What the exercise asks:
In the records below, replace every "station labels" with "station names" and keep everything else unchanged. Leave the pictures out.

Extracted entries:
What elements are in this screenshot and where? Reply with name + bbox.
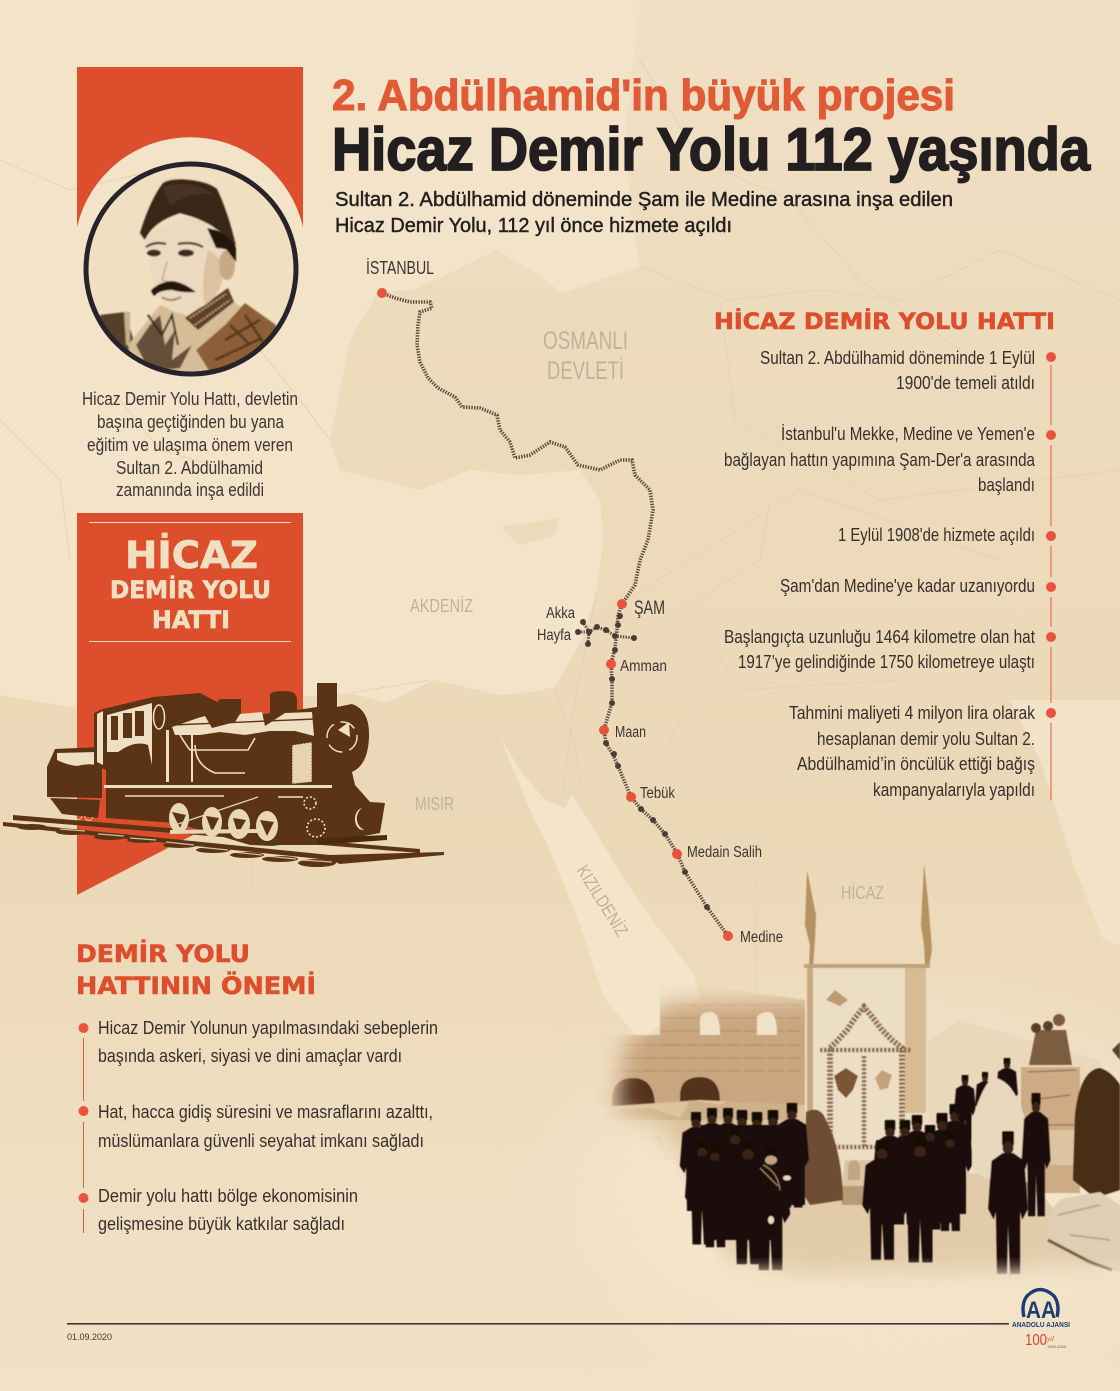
map region labels: KIZILDENİZ	[573, 862, 632, 940]
panel: Hicaz Demir Yolu Hattı banner	[77, 513, 303, 895]
logo: Anadolu Ajansı 100 yıl	[1012, 1290, 1070, 1349]
map region labels: MISIR	[415, 794, 454, 814]
fact: length	[724, 626, 1056, 672]
fact: cost: Tahmini maliyeti 4 milyon lira olarak	[789, 702, 1036, 723]
point 2: Hat, hacca gidiş süresini ve masraflarını azalttı,	[98, 1101, 433, 1122]
station labels: Akka	[546, 605, 575, 622]
heading: Hicaz Demir Yolu Hattı: HİCAZ DEMİR YOLU HATTI	[714, 307, 1055, 335]
map region labels: AKDENİZ	[410, 596, 473, 616]
fact: cost: Abdülhamid’in öncülük ettiği bağış	[797, 753, 1035, 774]
logo: Anadolu Ajansı 100 yıl: yıl	[1046, 1335, 1054, 1343]
map region labels: OSMANLI	[543, 327, 628, 355]
fact: route: bağlayan hattın yapımına Şam-Der'a arasında	[724, 449, 1036, 470]
panel: right railway facts	[714, 307, 1056, 800]
station labels: Amman	[620, 658, 667, 675]
fact: cost: kampanyalarıyla yapıldı	[873, 779, 1035, 800]
intermediate stations	[575, 613, 710, 910]
main railway line	[382, 293, 728, 936]
fact: foundation	[760, 347, 1056, 393]
heading line 2: HATTININ ÖNEMİ	[76, 970, 316, 1000]
subtitle line 2: Hicaz Demir Yolu, 112 yıl önce hizmete açıldı	[335, 214, 732, 237]
fact: cost	[789, 702, 1056, 800]
subtitle line 1: Sultan 2. Abdülhamid döneminde Şam ile Medine arasına inşa edilen	[335, 188, 953, 211]
fact: route: başlandı	[978, 474, 1035, 495]
portrait of Sultan Abdülhamid II	[85, 163, 297, 380]
fact: foundation: Sultan 2. Abdülhamid döneminde 1 Eylül	[760, 347, 1035, 368]
panel: importance of the railway	[76, 939, 438, 1234]
station labels: Hayfa	[537, 627, 571, 644]
logo: Anadolu Ajansı 100 yıl: 1920-2020	[1047, 1344, 1067, 1349]
station labels: Maan	[615, 724, 646, 741]
map region labels: DEVLETİ	[547, 356, 624, 385]
date: 01.09.2020	[67, 1332, 112, 1342]
driving wheels	[169, 797, 278, 841]
point 1	[78, 1017, 438, 1066]
railway route map	[366, 258, 783, 946]
fact: route: İstanbul'u Mekke, Medine ve Yemen'e	[781, 423, 1035, 444]
decorated ceremonial gate	[804, 964, 930, 1205]
station labels: Medain Salih	[687, 844, 762, 861]
portrait caption: Sultan 2. Abdülhamid	[116, 457, 263, 478]
point 1: Hicaz Demir Yolunun yapılmasındaki sebeplerin	[98, 1017, 438, 1038]
timeline line	[82, 1038, 84, 1233]
main stations	[377, 288, 733, 941]
banner heading: HİCAZ: HİCAZ	[125, 533, 258, 577]
portrait caption: Hicaz Demir Yolu Hattı, devletin	[82, 388, 298, 409]
fact: foundation: 1900'de temeli atıldı	[896, 372, 1035, 393]
portrait caption: başına geçtiğinden bu yana	[97, 411, 285, 432]
heading line 1: DEMİR YOLU	[76, 939, 250, 968]
fact: length: Başlangıçta uzunluğu 1464 kilometre olan hat	[724, 626, 1035, 647]
point 3: Demir yolu hattı bölge ekonomisinin	[98, 1185, 358, 1206]
logo: Anadolu Ajansı 100 yıl: 100	[1025, 1332, 1047, 1349]
station labels	[366, 258, 783, 946]
point 2: müslümanlara güvenli seyahat imkanı sağladı	[98, 1130, 424, 1151]
icon: steam locomotive on rails	[3, 683, 444, 867]
point 3	[78, 1185, 358, 1234]
tender	[47, 747, 102, 818]
flags	[805, 863, 932, 966]
portrait caption: zamanında inşa edildi	[116, 479, 264, 500]
fact: length: 1917’ye gelindiğinde 1750 kilometreye ulaştı	[738, 651, 1035, 672]
rails and sleepers	[3, 815, 444, 867]
footer line	[67, 1323, 1009, 1325]
station labels: Medine	[740, 929, 783, 946]
banner heading: HATTI: HATTI	[152, 606, 230, 634]
timeline line	[1050, 365, 1052, 800]
map region labels: HİCAZ	[841, 883, 884, 903]
historic photograph of the railway ceremony	[605, 864, 1120, 1280]
point 3: gelişmesine büyük katkılar sağladı	[98, 1213, 345, 1234]
title line 1: 2. Abdülhamid'in büyük projesi	[332, 71, 955, 120]
crowd of officials	[680, 1058, 1120, 1274]
station labels: İSTANBUL	[366, 258, 434, 278]
fact: extent: Şam'dan Medine'ye kadar uzanıyordu	[780, 575, 1035, 596]
fact: cost: hesaplanan demir yolu Sultan 2.	[817, 728, 1035, 749]
boiler and cab	[94, 683, 385, 846]
branch line to Hayfa	[578, 622, 634, 644]
panel: portrait red banner	[77, 67, 303, 227]
fact: route	[724, 423, 1056, 495]
fact: opening: 1 Eylül 1908'de hizmete açıldı	[838, 524, 1035, 545]
banner heading: DEMİR YOLU: DEMİR YOLU	[110, 575, 271, 604]
point 2	[78, 1101, 433, 1151]
logo: Anadolu Ajansı 100 yıl: AA	[1026, 1297, 1056, 1324]
portrait caption	[82, 388, 298, 500]
point 1: başında askeri, siyasi ve dini amaçlar vardı	[98, 1045, 402, 1066]
station labels: ŞAM	[634, 598, 665, 619]
seated onlookers on the wall	[1029, 1014, 1120, 1065]
title block	[332, 71, 1091, 237]
logo: Anadolu Ajansı 100 yıl: ANADOLU AJANSI	[1012, 1320, 1070, 1329]
station labels: Tebük	[640, 785, 675, 802]
map region labels	[410, 327, 884, 940]
portrait caption: eğitim ve ulaşıma önem veren	[87, 434, 293, 455]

Task output:
What elements are in this screenshot and where? Reply with name + bbox.
map region labels: KIZILDENİZ	[573, 862, 632, 940]
panel: Hicaz Demir Yolu Hattı banner	[77, 513, 303, 895]
logo: Anadolu Ajansı 100 yıl	[1012, 1290, 1070, 1349]
map region labels: MISIR	[415, 794, 454, 814]
fact: length	[724, 626, 1056, 672]
fact: cost: Tahmini maliyeti 4 milyon lira olarak	[789, 702, 1036, 723]
point 2: Hat, hacca gidiş süresini ve masraflarını azalttı,	[98, 1101, 433, 1122]
station names: Akka	[546, 605, 575, 622]
heading: Hicaz Demir Yolu Hattı: HİCAZ DEMİR YOLU HATTI	[714, 307, 1055, 335]
map region labels: AKDENİZ	[410, 596, 473, 616]
fact: cost: Abdülhamid’in öncülük ettiği bağış	[797, 753, 1035, 774]
logo: Anadolu Ajansı 100 yıl: yıl	[1046, 1335, 1054, 1343]
map region labels: OSMANLI	[543, 327, 628, 355]
fact: route: bağlayan hattın yapımına Şam-Der'a arasında	[724, 449, 1036, 470]
panel: right railway facts	[714, 307, 1056, 800]
station names: Amman	[620, 658, 667, 675]
fact: cost: kampanyalarıyla yapıldı	[873, 779, 1035, 800]
intermediate stations	[575, 613, 710, 910]
main railway line	[382, 293, 728, 936]
fact: foundation	[760, 347, 1056, 393]
heading line 2: HATTININ ÖNEMİ	[76, 970, 316, 1000]
subtitle line 2: Hicaz Demir Yolu, 112 yıl önce hizmete açıldı	[335, 214, 732, 237]
fact: cost	[789, 702, 1056, 800]
subtitle line 1: Sultan 2. Abdülhamid döneminde Şam ile Medine arasına inşa edilen	[335, 188, 953, 211]
fact: route: başlandı	[978, 474, 1035, 495]
portrait of Sultan Abdülhamid II	[85, 163, 297, 380]
fact: foundation: Sultan 2. Abdülhamid döneminde 1 Eylül	[760, 347, 1035, 368]
panel: importance of the railway	[76, 939, 438, 1234]
station names: Hayfa	[537, 627, 571, 644]
logo: Anadolu Ajansı 100 yıl: 1920-2020	[1047, 1344, 1067, 1349]
station names: Maan	[615, 724, 646, 741]
map region labels: DEVLETİ	[547, 356, 624, 385]
date: 01.09.2020	[67, 1332, 112, 1342]
driving wheels	[169, 797, 278, 841]
point 1	[78, 1017, 438, 1066]
railway route map	[366, 258, 783, 946]
fact: route: İstanbul'u Mekke, Medine ve Yemen'e	[781, 423, 1035, 444]
decorated ceremonial gate	[804, 964, 930, 1205]
station names: Medain Salih	[687, 844, 762, 861]
portrait caption: Sultan 2. Abdülhamid	[116, 457, 263, 478]
point 1: Hicaz Demir Yolunun yapılmasındaki sebeplerin	[98, 1017, 438, 1038]
timeline line	[82, 1038, 84, 1233]
main stations	[377, 288, 733, 941]
banner heading: HİCAZ: HİCAZ	[125, 533, 258, 577]
portrait caption: Hicaz Demir Yolu Hattı, devletin	[82, 388, 298, 409]
fact: foundation: 1900'de temeli atıldı	[896, 372, 1035, 393]
portrait caption: başına geçtiğinden bu yana	[97, 411, 285, 432]
heading line 1: DEMİR YOLU	[76, 939, 250, 968]
fact: length: Başlangıçta uzunluğu 1464 kilometre olan hat	[724, 626, 1035, 647]
point 3: Demir yolu hattı bölge ekonomisinin	[98, 1185, 358, 1206]
logo: Anadolu Ajansı 100 yıl: 100	[1025, 1332, 1047, 1349]
station names	[366, 258, 783, 946]
point 2: müslümanlara güvenli seyahat imkanı sağladı	[98, 1130, 424, 1151]
icon: steam locomotive on rails	[3, 683, 444, 867]
point 3	[78, 1185, 358, 1234]
tender	[47, 747, 102, 818]
flags	[805, 863, 932, 966]
portrait caption: zamanında inşa edildi	[116, 479, 264, 500]
fact: length: 1917’ye gelindiğinde 1750 kilometreye ulaştı	[738, 651, 1035, 672]
rails and sleepers	[3, 815, 444, 867]
footer line	[67, 1323, 1009, 1325]
station names: Medine	[740, 929, 783, 946]
banner heading: HATTI: HATTI	[152, 606, 230, 634]
timeline line	[1050, 365, 1052, 800]
map region labels: HİCAZ	[841, 883, 884, 903]
historic photograph of the railway ceremony	[605, 864, 1120, 1280]
point 3: gelişmesine büyük katkılar sağladı	[98, 1213, 345, 1234]
title line 1: 2. Abdülhamid'in büyük projesi	[332, 71, 955, 120]
crowd of officials	[680, 1058, 1120, 1274]
station names: İSTANBUL	[366, 258, 434, 278]
fact: extent: Şam'dan Medine'ye kadar uzanıyordu	[780, 575, 1035, 596]
fact: cost: hesaplanan demir yolu Sultan 2.	[817, 728, 1035, 749]
boiler and cab	[94, 683, 385, 846]
branch line to Hayfa	[578, 622, 634, 644]
panel: portrait red banner	[77, 67, 303, 227]
fact: route	[724, 423, 1056, 495]
fact: opening: 1 Eylül 1908'de hizmete açıldı	[838, 524, 1035, 545]
banner heading: DEMİR YOLU: DEMİR YOLU	[110, 575, 271, 604]
point 2	[78, 1101, 433, 1151]
logo: Anadolu Ajansı 100 yıl: AA	[1026, 1297, 1056, 1324]
portrait caption	[82, 388, 298, 500]
point 1: başında askeri, siyasi ve dini amaçlar vardı	[98, 1045, 402, 1066]
station names: ŞAM	[634, 598, 665, 619]
seated onlookers on the wall	[1029, 1014, 1120, 1065]
title block	[332, 71, 1091, 237]
logo: Anadolu Ajansı 100 yıl: ANADOLU AJANSI	[1012, 1320, 1070, 1329]
station names: Tebük	[640, 785, 675, 802]
map region labels	[410, 327, 884, 940]
portrait caption: eğitim ve ulaşıma önem veren	[87, 434, 293, 455]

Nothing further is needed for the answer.